INSTRUCTIONS FOR THE TASK:
Collect every line in the records below that contains the word "John".

○ ○ ○

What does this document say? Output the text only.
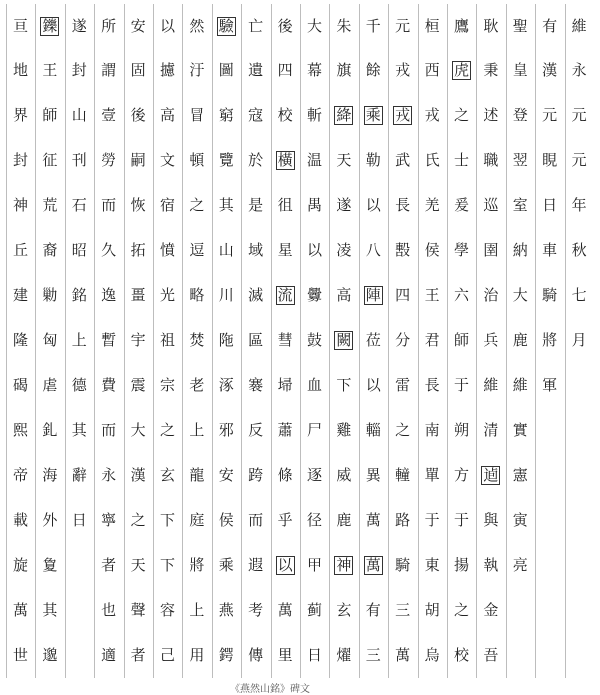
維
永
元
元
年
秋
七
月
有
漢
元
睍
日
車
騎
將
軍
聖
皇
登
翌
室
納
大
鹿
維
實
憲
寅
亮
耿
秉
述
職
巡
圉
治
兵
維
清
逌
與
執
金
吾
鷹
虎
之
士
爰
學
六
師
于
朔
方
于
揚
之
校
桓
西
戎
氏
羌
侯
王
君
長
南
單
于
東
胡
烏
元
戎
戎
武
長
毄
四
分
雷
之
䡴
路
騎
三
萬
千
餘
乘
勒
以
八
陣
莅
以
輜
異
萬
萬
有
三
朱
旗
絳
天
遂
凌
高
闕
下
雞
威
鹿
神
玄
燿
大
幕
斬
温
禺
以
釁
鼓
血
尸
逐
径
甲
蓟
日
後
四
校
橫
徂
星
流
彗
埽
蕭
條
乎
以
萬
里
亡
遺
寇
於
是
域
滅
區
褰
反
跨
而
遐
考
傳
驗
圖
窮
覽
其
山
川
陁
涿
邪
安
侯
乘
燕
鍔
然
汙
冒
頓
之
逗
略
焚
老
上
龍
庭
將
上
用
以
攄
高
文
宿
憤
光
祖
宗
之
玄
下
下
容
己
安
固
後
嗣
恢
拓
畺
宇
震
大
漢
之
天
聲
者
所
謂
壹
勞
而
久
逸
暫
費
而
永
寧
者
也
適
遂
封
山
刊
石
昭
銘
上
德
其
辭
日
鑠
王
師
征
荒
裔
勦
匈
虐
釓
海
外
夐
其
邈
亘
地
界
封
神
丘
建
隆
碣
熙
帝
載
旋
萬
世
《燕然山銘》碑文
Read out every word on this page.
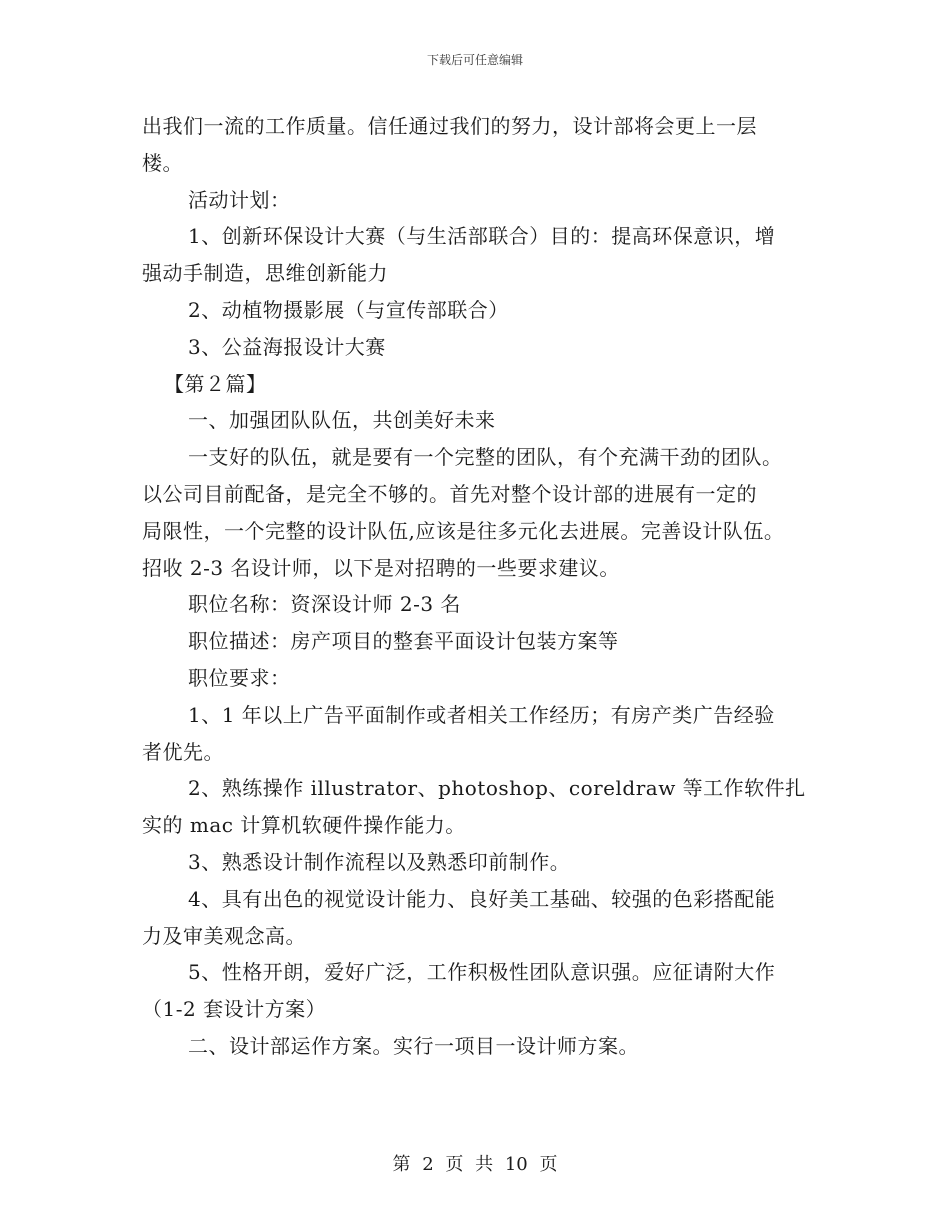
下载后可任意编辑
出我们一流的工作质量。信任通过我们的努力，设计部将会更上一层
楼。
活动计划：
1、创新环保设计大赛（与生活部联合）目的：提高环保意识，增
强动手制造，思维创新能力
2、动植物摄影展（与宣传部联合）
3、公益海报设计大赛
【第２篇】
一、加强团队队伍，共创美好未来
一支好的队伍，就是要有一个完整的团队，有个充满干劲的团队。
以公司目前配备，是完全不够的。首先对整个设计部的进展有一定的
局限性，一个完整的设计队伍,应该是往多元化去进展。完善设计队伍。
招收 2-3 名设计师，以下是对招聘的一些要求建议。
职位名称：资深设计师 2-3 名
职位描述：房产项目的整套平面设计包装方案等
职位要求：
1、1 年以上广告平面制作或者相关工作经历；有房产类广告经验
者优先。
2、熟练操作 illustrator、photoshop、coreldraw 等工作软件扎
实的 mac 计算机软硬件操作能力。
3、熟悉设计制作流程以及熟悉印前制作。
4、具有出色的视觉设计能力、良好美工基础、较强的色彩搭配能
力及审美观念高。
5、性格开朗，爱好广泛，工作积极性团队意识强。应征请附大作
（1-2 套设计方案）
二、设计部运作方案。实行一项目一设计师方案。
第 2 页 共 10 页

○ ○ ○

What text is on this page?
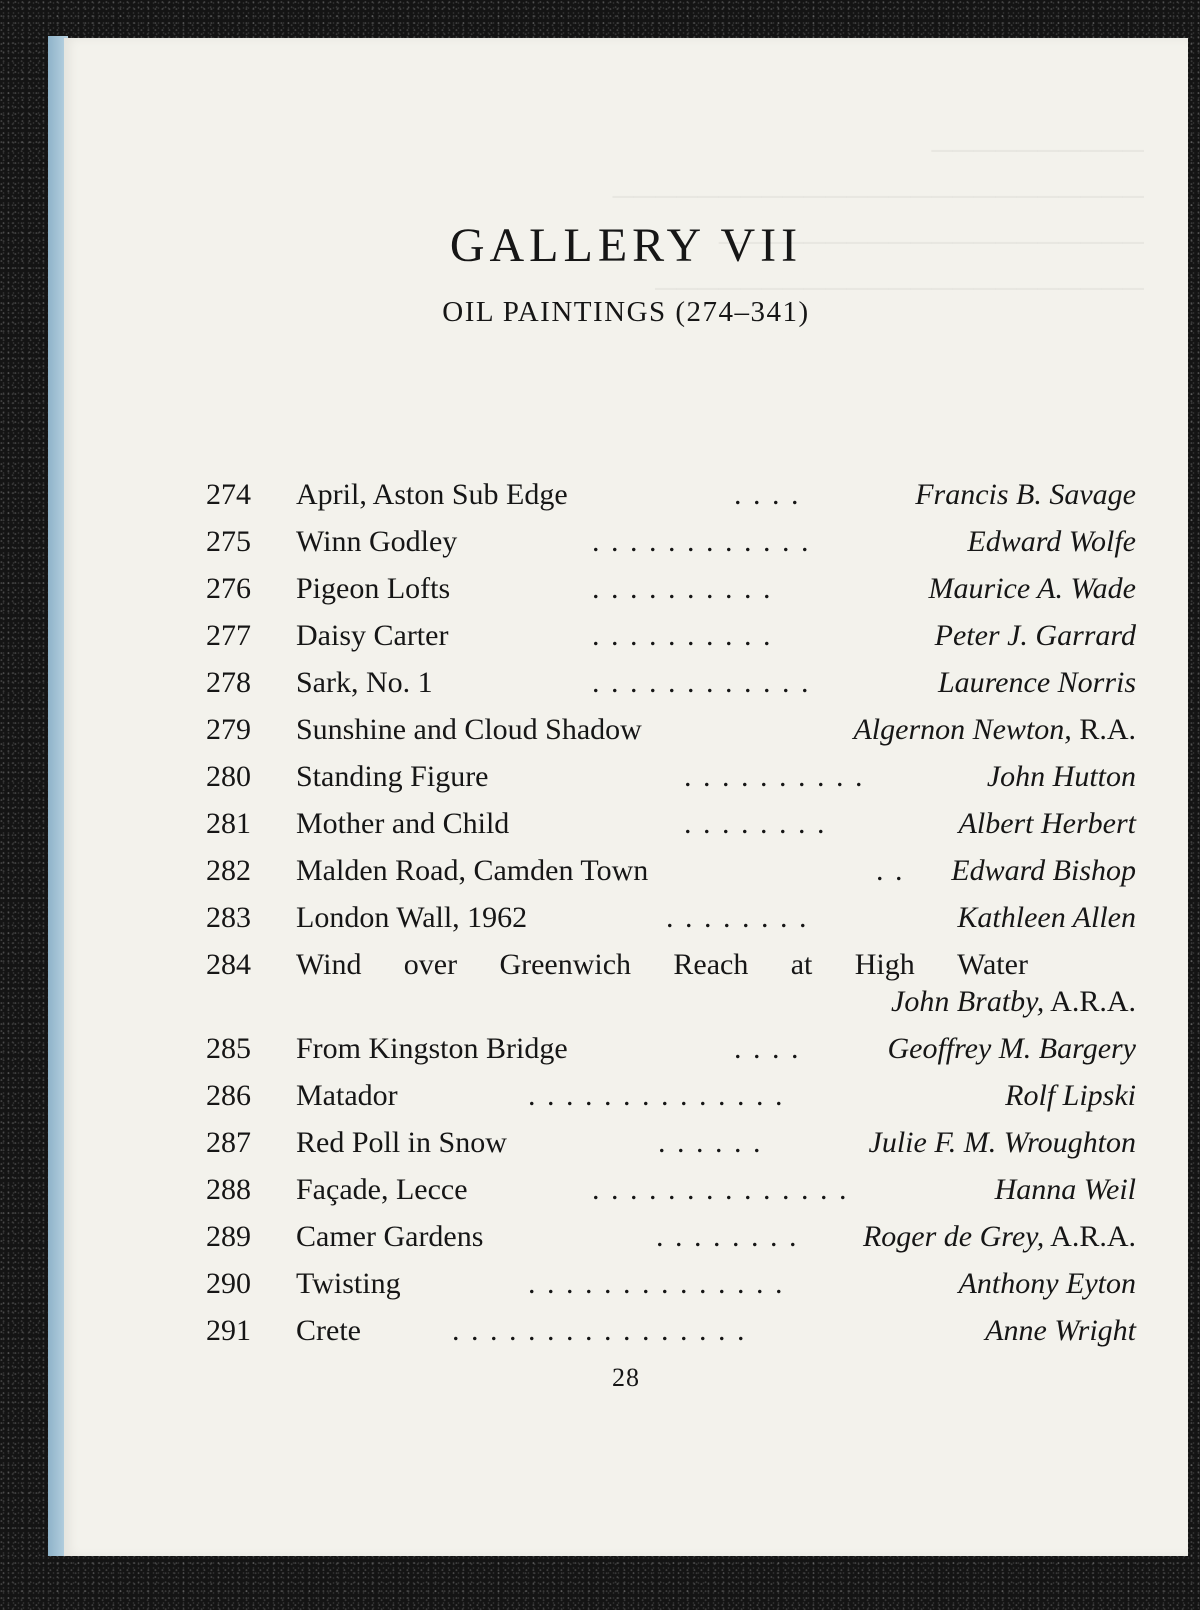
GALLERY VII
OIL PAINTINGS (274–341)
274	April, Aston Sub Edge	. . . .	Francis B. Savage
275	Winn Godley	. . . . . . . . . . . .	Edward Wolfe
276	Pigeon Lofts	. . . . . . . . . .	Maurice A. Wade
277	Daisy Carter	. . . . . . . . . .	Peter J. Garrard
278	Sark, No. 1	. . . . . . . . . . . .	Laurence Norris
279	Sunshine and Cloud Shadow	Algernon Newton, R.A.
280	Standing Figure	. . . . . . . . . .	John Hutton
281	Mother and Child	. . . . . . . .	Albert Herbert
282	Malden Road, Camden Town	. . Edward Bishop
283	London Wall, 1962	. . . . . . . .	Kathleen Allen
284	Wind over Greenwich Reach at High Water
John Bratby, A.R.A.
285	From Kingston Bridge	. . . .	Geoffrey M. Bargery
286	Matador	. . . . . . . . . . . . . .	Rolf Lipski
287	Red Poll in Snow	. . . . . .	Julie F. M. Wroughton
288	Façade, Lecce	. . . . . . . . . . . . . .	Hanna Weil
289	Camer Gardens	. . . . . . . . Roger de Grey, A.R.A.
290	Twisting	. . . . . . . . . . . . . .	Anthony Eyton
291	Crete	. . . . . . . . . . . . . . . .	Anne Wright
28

○ ○ ○

FINISHED TASK:
280	Standing Figure	. . . . . . . . . .	John Hutton
John Bratby, A.R.A.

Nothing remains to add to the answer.